Citez mot pour mot l'article sur le terminus du tram au rond-point Churchill, de « MOBILITÉ UCCLE Le » à « milieu du carrefour. ».
=== Texte à examiner ===
Grouwels, mise en demeure par De Decker. La fin du danger quotidien du terminus du tram, au rond-point Churchill ?

MOBILITÉ UCCLE Le rond-point Churchill, encore et encore. Jeudi, Thibauld Wyngaard a interpellé le collège sur cette délicate rupture de charge. Pour la 6e fois ! Parce que la réaction de la Stib en est toujours au point mort.

“En avril 2011”, se souvient le cosecrétaire de la section Ecolo d’Uccle, “le conseil communal s’était montré unanime : le terminus, de moins en moins provisoire, des trams 3 et 7, s’avère très dangereux.” Or, en dépit d’un combat de longue haleine, l’entité ne voit rien venir. En pratique, elle mettait cependant la Région en demeure d’adopter un règlement de circulation complémentaire visant à mettre fin à l’embarquement-débarquement des usagers au beau milieu du carrefour.

Rappelons que ce terminus était lié à de lourds travaux avenue Albert – une troisième voie avenue Churchill, le retrait d’une série d’arbres, des trottoirs rétrécis, etc. Des travaux dont personne n’a encore vu la couleur et auxquels tous les riverains se sont opposés, à commencer par Thibauld Wyngaard, lui-même : “Ce n’est pas une solution !”, certifie ce grand défenseur du transport public.
=== Informations ===
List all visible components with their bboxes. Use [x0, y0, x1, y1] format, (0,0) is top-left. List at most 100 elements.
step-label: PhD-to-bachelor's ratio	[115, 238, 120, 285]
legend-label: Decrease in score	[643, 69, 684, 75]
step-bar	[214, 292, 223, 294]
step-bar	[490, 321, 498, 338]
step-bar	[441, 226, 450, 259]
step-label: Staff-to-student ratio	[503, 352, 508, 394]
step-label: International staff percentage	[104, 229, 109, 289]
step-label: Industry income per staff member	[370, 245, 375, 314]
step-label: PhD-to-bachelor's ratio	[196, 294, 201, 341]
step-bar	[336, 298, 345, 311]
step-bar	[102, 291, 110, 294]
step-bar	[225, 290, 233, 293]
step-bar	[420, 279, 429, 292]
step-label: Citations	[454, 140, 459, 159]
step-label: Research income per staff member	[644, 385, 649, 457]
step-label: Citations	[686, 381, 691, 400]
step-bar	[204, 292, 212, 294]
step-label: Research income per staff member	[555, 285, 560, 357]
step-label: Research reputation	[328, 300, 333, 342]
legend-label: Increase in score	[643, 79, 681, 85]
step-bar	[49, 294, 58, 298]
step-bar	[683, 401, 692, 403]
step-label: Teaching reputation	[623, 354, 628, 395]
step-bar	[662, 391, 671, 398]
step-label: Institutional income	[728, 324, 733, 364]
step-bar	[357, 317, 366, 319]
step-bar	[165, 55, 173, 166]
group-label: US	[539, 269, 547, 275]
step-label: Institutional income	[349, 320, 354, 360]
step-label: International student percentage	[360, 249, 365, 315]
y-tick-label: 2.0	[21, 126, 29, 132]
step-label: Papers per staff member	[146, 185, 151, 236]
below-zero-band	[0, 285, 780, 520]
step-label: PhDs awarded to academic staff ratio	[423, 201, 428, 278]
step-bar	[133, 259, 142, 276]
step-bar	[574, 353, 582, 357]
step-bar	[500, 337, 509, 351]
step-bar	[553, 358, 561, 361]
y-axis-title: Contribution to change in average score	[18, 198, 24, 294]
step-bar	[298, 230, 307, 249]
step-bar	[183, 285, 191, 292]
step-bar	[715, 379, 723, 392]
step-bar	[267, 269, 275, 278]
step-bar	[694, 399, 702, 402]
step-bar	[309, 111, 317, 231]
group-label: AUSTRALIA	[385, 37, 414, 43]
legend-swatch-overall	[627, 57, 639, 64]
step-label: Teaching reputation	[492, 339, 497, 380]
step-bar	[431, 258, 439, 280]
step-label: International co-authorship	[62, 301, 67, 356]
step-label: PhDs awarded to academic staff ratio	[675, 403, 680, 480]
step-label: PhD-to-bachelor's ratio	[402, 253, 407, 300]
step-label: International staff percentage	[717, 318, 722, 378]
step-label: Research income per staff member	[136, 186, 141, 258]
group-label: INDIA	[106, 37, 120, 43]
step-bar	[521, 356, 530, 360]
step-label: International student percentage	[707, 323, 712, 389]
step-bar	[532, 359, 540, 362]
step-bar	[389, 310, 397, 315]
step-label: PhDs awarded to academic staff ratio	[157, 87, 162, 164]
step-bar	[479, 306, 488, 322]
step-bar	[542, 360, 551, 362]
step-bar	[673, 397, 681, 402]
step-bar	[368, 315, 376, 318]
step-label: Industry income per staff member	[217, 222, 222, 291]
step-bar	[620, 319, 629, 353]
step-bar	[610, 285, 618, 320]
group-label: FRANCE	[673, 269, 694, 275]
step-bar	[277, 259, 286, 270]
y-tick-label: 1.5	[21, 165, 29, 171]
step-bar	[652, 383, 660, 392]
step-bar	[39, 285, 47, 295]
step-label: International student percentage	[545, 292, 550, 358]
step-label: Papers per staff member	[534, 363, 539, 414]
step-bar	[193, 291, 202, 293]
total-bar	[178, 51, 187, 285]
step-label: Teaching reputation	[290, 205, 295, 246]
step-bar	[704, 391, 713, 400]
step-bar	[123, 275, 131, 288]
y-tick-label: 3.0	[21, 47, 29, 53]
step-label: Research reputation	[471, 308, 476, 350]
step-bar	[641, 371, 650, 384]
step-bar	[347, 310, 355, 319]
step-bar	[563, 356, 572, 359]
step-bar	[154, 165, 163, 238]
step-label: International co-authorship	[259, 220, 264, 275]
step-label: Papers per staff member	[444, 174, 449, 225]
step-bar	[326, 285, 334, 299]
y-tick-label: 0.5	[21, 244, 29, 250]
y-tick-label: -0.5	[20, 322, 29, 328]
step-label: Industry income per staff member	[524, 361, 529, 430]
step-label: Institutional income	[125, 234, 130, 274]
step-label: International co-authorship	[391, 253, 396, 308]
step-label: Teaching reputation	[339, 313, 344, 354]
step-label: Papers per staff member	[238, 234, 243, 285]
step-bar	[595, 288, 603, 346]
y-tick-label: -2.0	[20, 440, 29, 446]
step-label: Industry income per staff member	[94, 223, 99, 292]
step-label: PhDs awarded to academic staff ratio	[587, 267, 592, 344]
===
● **Solution**
MOBILITÉ UCCLE Le rond-point Churchill, encore et encore. Jeudi, Thibauld Wyngaard a interpellé le collège sur cette délicate rupture de charge. Pour la 6e fois ! Parce que la réaction de la Stib en est toujours au point mort.

“En avril 2011”, se souvient le cosecrétaire de la section Ecolo d’Uccle, “le conseil communal s’était montré unanime : le terminus, de moins en moins provisoire, des trams 3 et 7, s’avère très dangereux.” Or, en dépit d’un combat de longue haleine, l’entité ne voit rien venir. En pratique, elle mettait cependant la Région en demeure d’adopter un règlement de circulation complémentaire visant à mettre fin à l’embarquement-débarquement des usagers au beau milieu du carrefour.